* [Directions for this task] Take the data below and repeat it exactly.

● ● ●

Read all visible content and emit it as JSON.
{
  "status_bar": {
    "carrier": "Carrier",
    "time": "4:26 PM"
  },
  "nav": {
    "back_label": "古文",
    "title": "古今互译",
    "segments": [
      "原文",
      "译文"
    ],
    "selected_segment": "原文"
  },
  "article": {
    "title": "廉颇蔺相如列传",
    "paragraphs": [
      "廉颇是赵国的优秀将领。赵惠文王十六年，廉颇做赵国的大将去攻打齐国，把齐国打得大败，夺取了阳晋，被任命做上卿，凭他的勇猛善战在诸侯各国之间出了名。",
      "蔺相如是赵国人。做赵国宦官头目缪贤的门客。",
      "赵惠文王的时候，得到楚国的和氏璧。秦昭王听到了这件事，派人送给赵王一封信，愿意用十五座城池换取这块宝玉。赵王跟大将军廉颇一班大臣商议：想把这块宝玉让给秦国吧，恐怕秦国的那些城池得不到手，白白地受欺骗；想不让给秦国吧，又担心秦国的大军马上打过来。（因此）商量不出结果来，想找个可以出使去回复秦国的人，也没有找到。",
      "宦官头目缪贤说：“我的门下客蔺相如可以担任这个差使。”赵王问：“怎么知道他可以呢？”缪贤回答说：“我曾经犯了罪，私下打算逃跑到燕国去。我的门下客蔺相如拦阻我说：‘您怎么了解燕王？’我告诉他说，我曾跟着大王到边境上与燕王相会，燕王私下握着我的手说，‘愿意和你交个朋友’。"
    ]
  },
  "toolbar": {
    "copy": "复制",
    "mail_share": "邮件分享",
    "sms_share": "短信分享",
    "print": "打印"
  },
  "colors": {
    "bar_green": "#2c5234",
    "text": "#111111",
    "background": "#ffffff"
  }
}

● ● ●

* [Worked solution]
Read all visible content and emit it as JSON.
{
  "status_bar": {
    "carrier": "Carrier",
    "time": "4:26 PM"
  },
  "nav": {
    "back_label": "古文",
    "title": "古今互译",
    "segments": [
      "原文",
      "译文"
    ],
    "selected_segment": "原文"
  },
  "article": {
    "title": "廉颇蔺相如列传",
    "paragraphs": [
      "廉颇是赵国的优秀将领。赵惠文王十六年，廉颇做赵国的大将去攻打齐国，把齐国打得大败，夺取了阳晋，被任命做上卿，凭他的勇猛善战在诸侯各国之间出了名。",
      "蔺相如是赵国人。做赵国宦官头目缪贤的门客。",
      "赵惠文王的时候，得到楚国的和氏璧。秦昭王听到了这件事，派人送给赵王一封信，愿意用十五座城池换取这块宝玉。赵王跟大将军廉颇一班大臣商议：想把这块宝玉让给秦国吧，恐怕秦国的那些城池得不到手，白白地受欺骗；想不让给秦国吧，又担心秦国的大军马上打过来。（因此）商量不出结果来，想找个可以出使去回复秦国的人，也没有找到。",
      "宦官头目缪贤说：“我的门下客蔺相如可以担任这个差使。”赵王问：“怎么知道他可以呢？”缪贤回答说：“我曾经犯了罪，私下打算逃跑到燕国去。我的门下客蔺相如拦阻我说：‘您怎么了解燕王？’我告诉他说，我曾跟着大王到边境上与燕王相会，燕王私下握着我的手说，‘愿意和你交个朋友’。"
    ]
  },
  "toolbar": {
    "copy": "复制",
    "mail_share": "邮件分享",
    "sms_share": "短信分享",
    "print": "打印"
  },
  "colors": {
    "bar_green": "#2c5234",
    "text": "#111111",
    "background": "#ffffff"
  }
}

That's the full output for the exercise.